→ **Written problem**: Restate the records below word for word.

→ **Source data**:
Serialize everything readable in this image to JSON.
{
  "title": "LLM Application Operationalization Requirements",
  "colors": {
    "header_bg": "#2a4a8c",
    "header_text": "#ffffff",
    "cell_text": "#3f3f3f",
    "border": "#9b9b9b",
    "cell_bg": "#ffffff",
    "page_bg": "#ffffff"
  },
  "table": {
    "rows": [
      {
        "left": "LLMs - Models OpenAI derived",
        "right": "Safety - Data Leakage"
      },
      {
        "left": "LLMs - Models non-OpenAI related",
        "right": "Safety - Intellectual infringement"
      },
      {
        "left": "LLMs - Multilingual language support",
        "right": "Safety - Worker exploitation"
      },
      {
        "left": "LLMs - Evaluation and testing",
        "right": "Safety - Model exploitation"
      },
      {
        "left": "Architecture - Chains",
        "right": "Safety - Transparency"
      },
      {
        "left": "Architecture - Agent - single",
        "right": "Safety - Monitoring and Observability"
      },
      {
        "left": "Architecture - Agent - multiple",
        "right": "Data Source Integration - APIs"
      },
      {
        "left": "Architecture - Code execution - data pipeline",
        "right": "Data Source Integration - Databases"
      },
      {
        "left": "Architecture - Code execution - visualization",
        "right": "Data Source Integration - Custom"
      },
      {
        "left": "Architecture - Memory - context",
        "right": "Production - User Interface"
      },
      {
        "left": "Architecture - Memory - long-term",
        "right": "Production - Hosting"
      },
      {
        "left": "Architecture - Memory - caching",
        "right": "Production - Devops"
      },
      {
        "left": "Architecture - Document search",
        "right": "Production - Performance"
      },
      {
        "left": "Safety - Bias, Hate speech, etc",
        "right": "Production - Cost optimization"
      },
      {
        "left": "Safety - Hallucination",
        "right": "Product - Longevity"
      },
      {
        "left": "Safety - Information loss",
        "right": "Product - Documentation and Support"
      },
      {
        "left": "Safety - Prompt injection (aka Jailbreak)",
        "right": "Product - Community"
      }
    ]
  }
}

→ **Task solution**:
Serialize everything readable in this image to JSON.
{
  "title": "LLM Application Operationalization Requirements",
  "colors": {
    "header_bg": "#2a4a8c",
    "header_text": "#ffffff",
    "cell_text": "#3f3f3f",
    "border": "#9b9b9b",
    "cell_bg": "#ffffff",
    "page_bg": "#ffffff"
  },
  "table": {
    "rows": [
      {
        "left": "LLMs - Models OpenAI derived",
        "right": "Safety - Data Leakage"
      },
      {
        "left": "LLMs - Models non-OpenAI related",
        "right": "Safety - Intellectual infringement"
      },
      {
        "left": "LLMs - Multilingual language support",
        "right": "Safety - Worker exploitation"
      },
      {
        "left": "LLMs - Evaluation and testing",
        "right": "Safety - Model exploitation"
      },
      {
        "left": "Architecture - Chains",
        "right": "Safety - Transparency"
      },
      {
        "left": "Architecture - Agent - single",
        "right": "Safety - Monitoring and Observability"
      },
      {
        "left": "Architecture - Agent - multiple",
        "right": "Data Source Integration - APIs"
      },
      {
        "left": "Architecture - Code execution - data pipeline",
        "right": "Data Source Integration - Databases"
      },
      {
        "left": "Architecture - Code execution - visualization",
        "right": "Data Source Integration - Custom"
      },
      {
        "left": "Architecture - Memory - context",
        "right": "Production - User Interface"
      },
      {
        "left": "Architecture - Memory - long-term",
        "right": "Production - Hosting"
      },
      {
        "left": "Architecture - Memory - caching",
        "right": "Production - Devops"
      },
      {
        "left": "Architecture - Document search",
        "right": "Production - Performance"
      },
      {
        "left": "Safety - Bias, Hate speech, etc",
        "right": "Production - Cost optimization"
      },
      {
        "left": "Safety - Hallucination",
        "right": "Product - Longevity"
      },
      {
        "left": "Safety - Information loss",
        "right": "Product - Documentation and Support"
      },
      {
        "left": "Safety - Prompt injection (aka Jailbreak)",
        "right": "Product - Community"
      }
    ]
  }
}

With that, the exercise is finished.